### [Work to be completed]
Could you write out every record below exactly, leaving out any pictures?

Data entries:
++++++++++
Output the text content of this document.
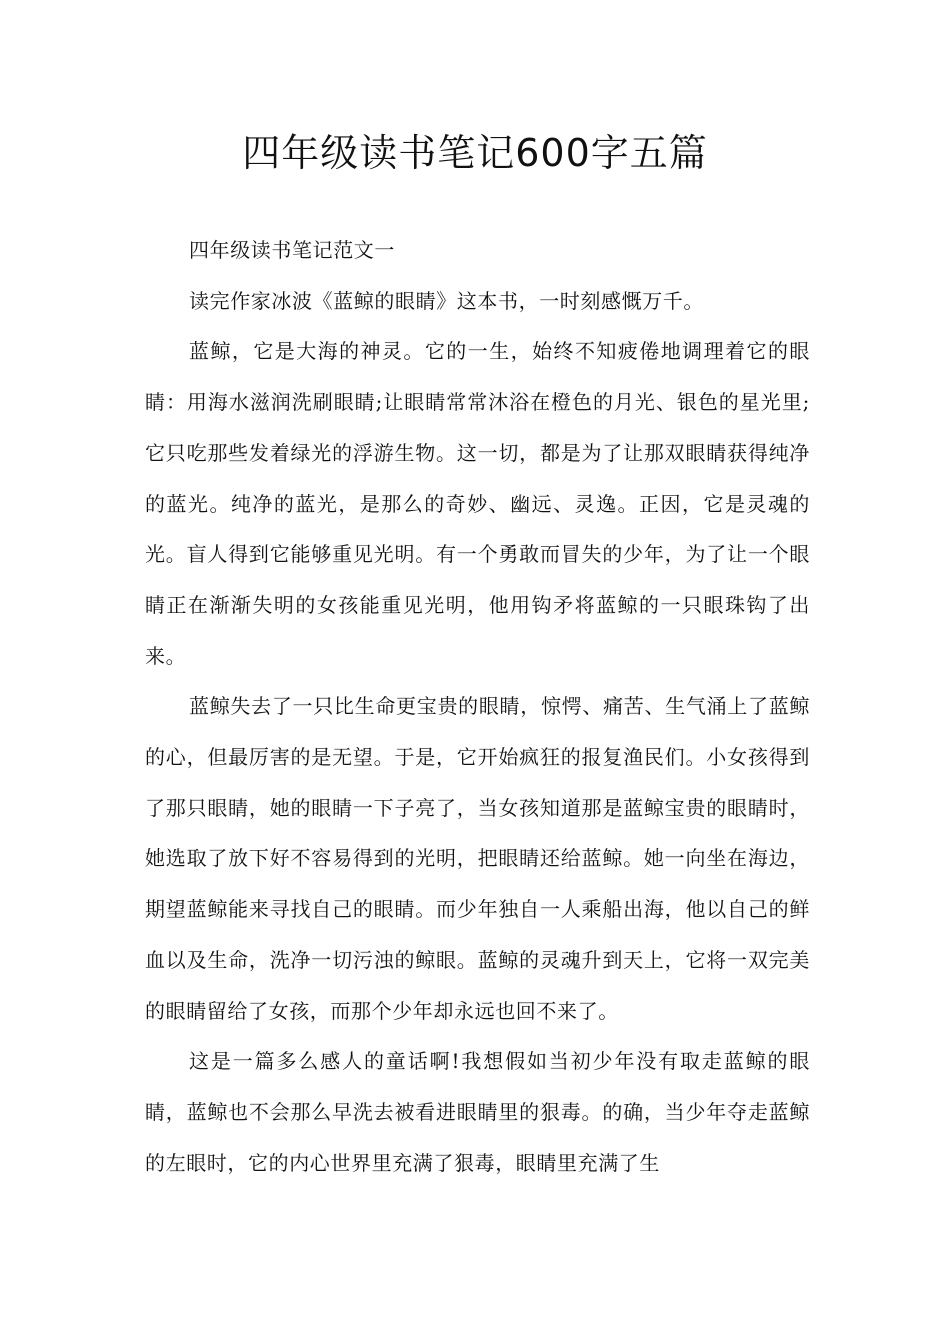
四年级读书笔记600字五篇

四年级读书笔记范文一

读完作家冰波《蓝鲸的眼睛》这本书，一时刻感慨万千。

蓝鲸，它是大海的神灵。它的一生，始终不知疲倦地调理着它的眼睛：用海水滋润洗刷眼睛;让眼睛常常沐浴在橙色的月光、银色的星光里;它只吃那些发着绿光的浮游生物。这一切，都是为了让那双眼睛获得纯净的蓝光。纯净的蓝光，是那么的奇妙、幽远、灵逸。正因，它是灵魂的光。盲人得到它能够重见光明。有一个勇敢而冒失的少年，为了让一个眼睛正在渐渐失明的女孩能重见光明，他用钩矛将蓝鲸的一只眼珠钩了出来。

蓝鲸失去了一只比生命更宝贵的眼睛，惊愕、痛苦、生气涌上了蓝鲸的心，但最厉害的是无望。于是，它开始疯狂的报复渔民们。小女孩得到了那只眼睛，她的眼睛一下子亮了，当女孩知道那是蓝鲸宝贵的眼睛时，她选取了放下好不容易得到的光明，把眼睛还给蓝鲸。她一向坐在海边，期望蓝鲸能来寻找自己的眼睛。而少年独自一人乘船出海，他以自己的鲜血以及生命，洗净一切污浊的鲸眼。蓝鲸的灵魂升到天上，它将一双完美的眼睛留给了女孩，而那个少年却永远也回不来了。

这是一篇多么感人的童话啊!我想假如当初少年没有取走蓝鲸的眼睛，蓝鲸也不会那么早洗去被看进眼睛里的狠毒。的确，当少年夺走蓝鲸的左眼时，它的内心世界里充满了狠毒，眼睛里充满了生
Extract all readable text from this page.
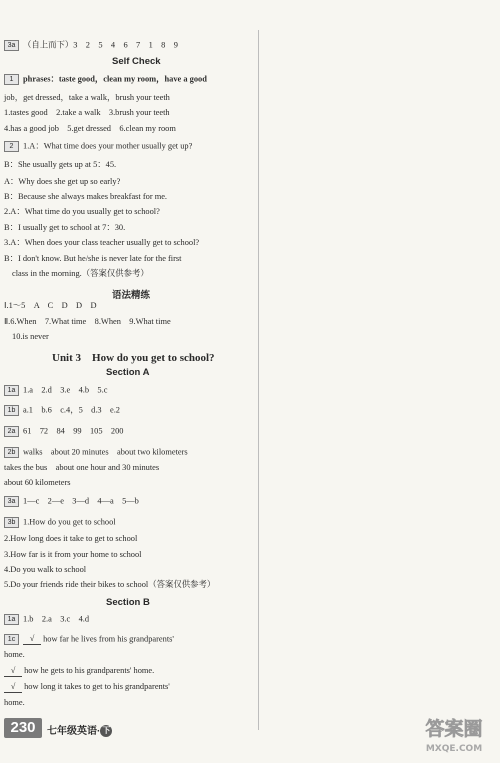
3a （自上而下）3　2　5　4　6　7　1　8　9
Self Check
1 phrases：taste good，clean my room，have a good
job，get dressed，take a walk，brush your teeth
1.tastes good　2.take a walk　3.brush your teeth
4.has a good job　5.get dressed　6.clean my room
2 1.A：What time does your mother usually get up?
B：She usually gets up at 5：45.
A：Why does she get up so early?
B：Because she always makes breakfast for me.
2.A：What time do you usually get to school?
B：I usually get to school at 7：30.
3.A：When does your class teacher usually get to school?
B：I don't know. But he/she is never late for the first
class in the morning.（答案仅供参考）
语法精练
Ⅰ.1～5　A　C　D　D　D
Ⅱ.6.When　7.What time　8.When　9.What time
10.is never
Unit 3　How do you get to school?
Section A
1a 1.a　2.d　3.e　4.b　5.c
1b a.1　b.6　c.4，5　d.3　e.2
2a 61　72　84　99　105　200
2b walks　about 20 minutes　about two kilometers
takes the bus　about one hour and 30 minutes
about 60 kilometers
3a 1—c　2—e　3—d　4—a　5—b
3b 1.How do you get to school
2.How long does it take to get to school
3.How far is it from your home to school
4.Do you walk to school
5.Do your friends ride their bikes to school（答案仅供参考）
Section B
1a 1.b　2.a　3.c　4.d
1c √ how far he lives from his grandparents'
home.
√ how he gets to his grandparents' home.
√ how long it takes to get to his grandparents'
home.
230	七年级英语· 下	答案圈
MXQE.COM
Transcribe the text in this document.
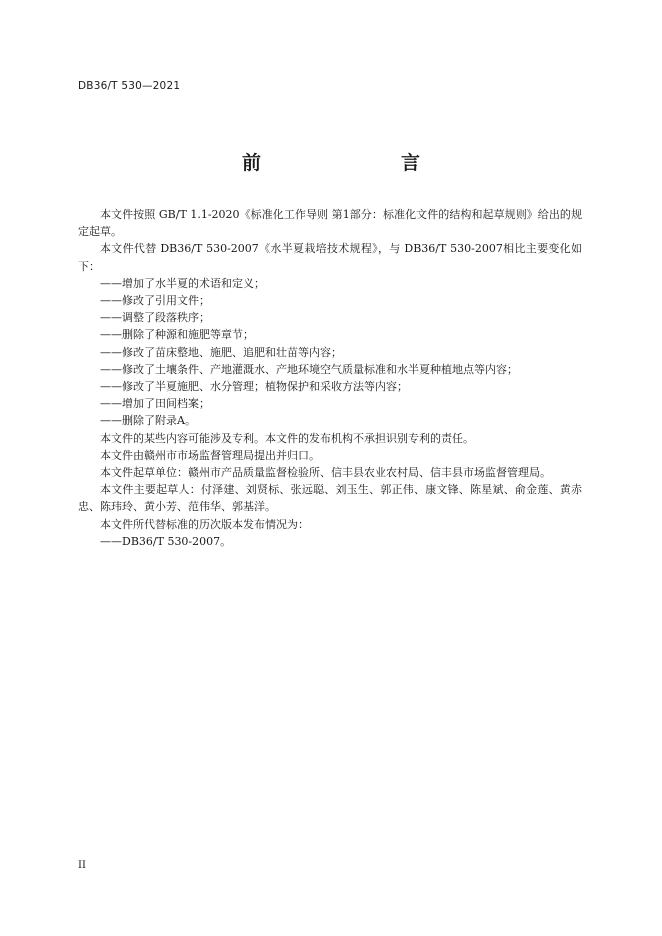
DB36/T 530—2021
前　　言

本文件按照 GB/T 1.1-2020《标准化工作导则 第1部分：标准化文件的结构和起草规则》给出的规定起草。

本文件代替 DB36/T 530-2007《水半夏栽培技术规程》，与 DB36/T 530-2007相比主要变化如下：

——增加了水半夏的术语和定义；

——修改了引用文件；

——调整了段落秩序；

——删除了种源和施肥等章节；

——修改了苗床整地、施肥、追肥和壮苗等内容；

——修改了土壤条件、产地灌溉水、产地环境空气质量标准和水半夏种植地点等内容；

——修改了半夏施肥、水分管理；植物保护和采收方法等内容；

——增加了田间档案；

——删除了附录A。

本文件的某些内容可能涉及专利。本文件的发布机构不承担识别专利的责任。

本文件由赣州市市场监督管理局提出并归口。

本文件起草单位：赣州市产品质量监督检验所、信丰县农业农村局、信丰县市场监督管理局。

本文件主要起草人：付泽建、刘贤标、张远聪、刘玉生、郭正伟、康文锋、陈星斌、俞金莲、黄赤忠、陈玮玲、黄小芳、范伟华、郭基洋。

本文件所代替标准的历次版本发布情况为：

——DB36/T 530-2007。

II
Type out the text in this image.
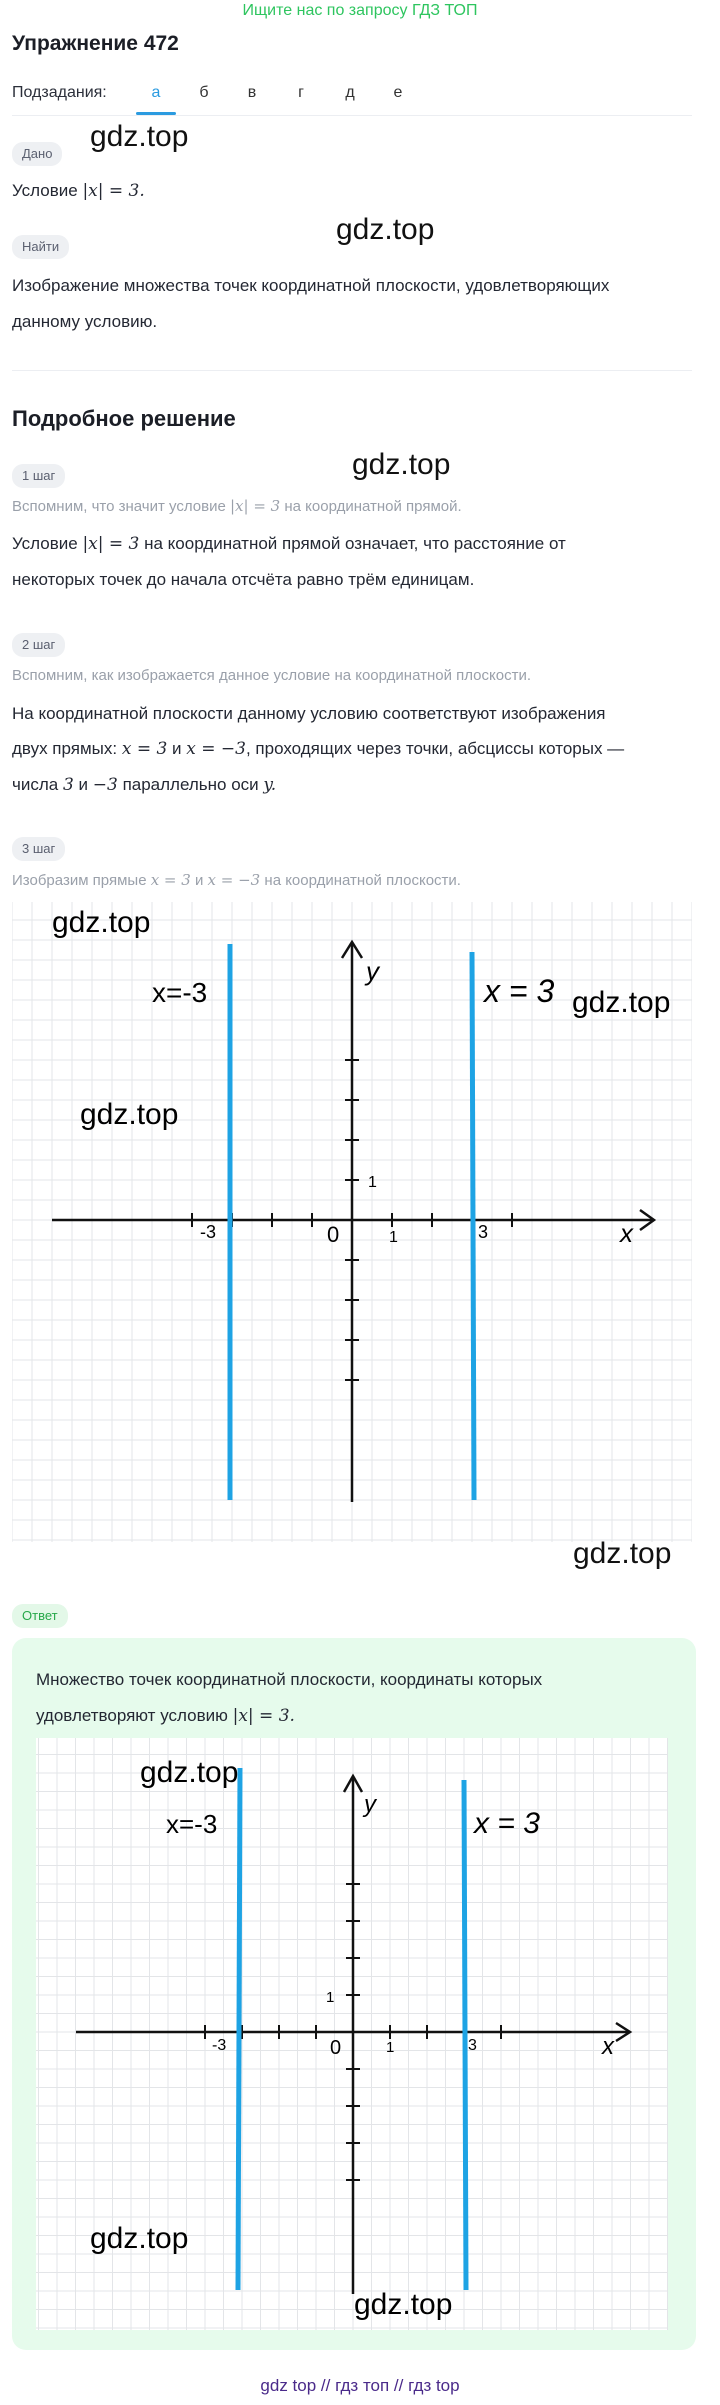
Ищите нас по запросу ГДЗ ТОП
Упражнение 472
Подзадания:	а	б	в	г	д	е
Дано
gdz.top
Условие |x| = 3.
gdz.top
Найти
Изображение множества точек координатной плоскости, удовлетворяющих
данному условию.
Подробное решение
gdz.top
1 шаг
Вспомним, что значит условие |x| = 3 на координатной прямой.
Условие |x| = 3 на координатной прямой означает, что расстояние от
некоторых точек до начала отсчёта равно трём единицам.
2 шаг
Вспомним, как изображается данное условие на координатной плоскости.
На координатной плоскости данному условию соответствуют изображения
двух прямых: x = 3 и x = −3, проходящих через точки, абсциссы которых —
числа 3 и −3 параллельно оси y.
3 шаг
Изобразим прямые x = 3 и x = −3 на координатной плоскости.
x
y
0	1
1
-3	3
x=-3	x = 3
gdz.top
gdz.top
gdz.top
gdz.top
Ответ
Множество точек координатной плоскости, координаты которых
удовлетворяют условию |x| = 3.
x
y
0	1
1
-3	3
x=-3	x = 3
gdz.top
gdz.top
gdz.top
gdz top // гдз топ // гдз top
++++++++++
### [Problem solution]
Output the text content of this document.
四年级读书笔记600字五篇

四年级读书笔记范文一

读完作家冰波《蓝鲸的眼睛》这本书，一时刻感慨万千。

蓝鲸，它是大海的神灵。它的一生，始终不知疲倦地调理着它的眼睛：用海水滋润洗刷眼睛;让眼睛常常沐浴在橙色的月光、银色的星光里;它只吃那些发着绿光的浮游生物。这一切，都是为了让那双眼睛获得纯净的蓝光。纯净的蓝光，是那么的奇妙、幽远、灵逸。正因，它是灵魂的光。盲人得到它能够重见光明。有一个勇敢而冒失的少年，为了让一个眼睛正在渐渐失明的女孩能重见光明，他用钩矛将蓝鲸的一只眼珠钩了出来。

蓝鲸失去了一只比生命更宝贵的眼睛，惊愕、痛苦、生气涌上了蓝鲸的心，但最厉害的是无望。于是，它开始疯狂的报复渔民们。小女孩得到了那只眼睛，她的眼睛一下子亮了，当女孩知道那是蓝鲸宝贵的眼睛时，她选取了放下好不容易得到的光明，把眼睛还给蓝鲸。她一向坐在海边，期望蓝鲸能来寻找自己的眼睛。而少年独自一人乘船出海，他以自己的鲜血以及生命，洗净一切污浊的鲸眼。蓝鲸的灵魂升到天上，它将一双完美的眼睛留给了女孩，而那个少年却永远也回不来了。

这是一篇多么感人的童话啊!我想假如当初少年没有取走蓝鲸的眼睛，蓝鲸也不会那么早洗去被看进眼睛里的狠毒。的确，当少年夺走蓝鲸的左眼时，它的内心世界里充满了狠毒，眼睛里充满了生
Extract all readable text from this page.
3a （自上而下）3　2　5　4　6　7　1　8　9
Self Check
1 phrases：taste good，clean my room，have a good
job，get dressed，take a walk，brush your teeth
1.tastes good　2.take a walk　3.brush your teeth
4.has a good job　5.get dressed　6.clean my room
2 1.A：What time does your mother usually get up?
B：She usually gets up at 5：45.
A：Why does she get up so early?
B：Because she always makes breakfast for me.
2.A：What time do you usually get to school?
B：I usually get to school at 7：30.
3.A：When does your class teacher usually get to school?
B：I don't know. But he/she is never late for the first
class in the morning.（答案仅供参考）
语法精练
Ⅰ.1～5　A　C　D　D　D
Ⅱ.6.When　7.What time　8.When　9.What time
10.is never
Unit 3　How do you get to school?
Section A
1a 1.a　2.d　3.e　4.b　5.c
1b a.1　b.6　c.4，5　d.3　e.2
2a 61　72　84　99　105　200
2b walks　about 20 minutes　about two kilometers
takes the bus　about one hour and 30 minutes
about 60 kilometers
3a 1—c　2—e　3—d　4—a　5—b
3b 1.How do you get to school
2.How long does it take to get to school
3.How far is it from your home to school
4.Do you walk to school
5.Do your friends ride their bikes to school（答案仅供参考）
Section B
1a 1.b　2.a　3.c　4.d
1c √ how far he lives from his grandparents'
home.
√ how he gets to his grandparents' home.
√ how long it takes to get to his grandparents'
home.
230	七年级英语· 下	答案圈
MXQE.COM
Transcribe the text in this document.
DB36/T 530—2021
前　　言

本文件按照 GB/T 1.1-2020《标准化工作导则 第1部分：标准化文件的结构和起草规则》给出的规定起草。

本文件代替 DB36/T 530-2007《水半夏栽培技术规程》，与 DB36/T 530-2007相比主要变化如下：

——增加了水半夏的术语和定义；

——修改了引用文件；

——调整了段落秩序；

——删除了种源和施肥等章节；

——修改了苗床整地、施肥、追肥和壮苗等内容；

——修改了土壤条件、产地灌溉水、产地环境空气质量标准和水半夏种植地点等内容；

——修改了半夏施肥、水分管理；植物保护和采收方法等内容；

——增加了田间档案；

——删除了附录A。

本文件的某些内容可能涉及专利。本文件的发布机构不承担识别专利的责任。

本文件由赣州市市场监督管理局提出并归口。

本文件起草单位：赣州市产品质量监督检验所、信丰县农业农村局、信丰县市场监督管理局。

本文件主要起草人：付泽建、刘贤标、张远聪、刘玉生、郭正伟、康文锋、陈星斌、俞金莲、黄赤忠、陈玮玲、黄小芳、范伟华、郭基洋。

本文件所代替标准的历次版本发布情况为：

——DB36/T 530-2007。

II
Type out the text in this image.
Ищите нас по запросу ГДЗ ТОП
Упражнение 472
Подзадания:	а	б	в	г	д	е
Дано
gdz.top
Условие |x| = 3.
gdz.top
Найти
Изображение множества точек координатной плоскости, удовлетворяющих
данному условию.
Подробное решение
gdz.top
1 шаг
Вспомним, что значит условие |x| = 3 на координатной прямой.
Условие |x| = 3 на координатной прямой означает, что расстояние от
некоторых точек до начала отсчёта равно трём единицам.
2 шаг
Вспомним, как изображается данное условие на координатной плоскости.
На координатной плоскости данному условию соответствуют изображения
двух прямых: x = 3 и x = −3, проходящих через точки, абсциссы которых —
числа 3 и −3 параллельно оси y.
3 шаг
Изобразим прямые x = 3 и x = −3 на координатной плоскости.
x
y
0	1
1
-3	3
x=-3	x = 3
gdz.top
gdz.top
gdz.top
gdz.top
Ответ
Множество точек координатной плоскости, координаты которых
удовлетворяют условию |x| = 3.
x
y
0	1
1
-3	3
x=-3	x = 3
gdz.top
gdz.top
gdz.top
gdz top // гдз топ // гдз top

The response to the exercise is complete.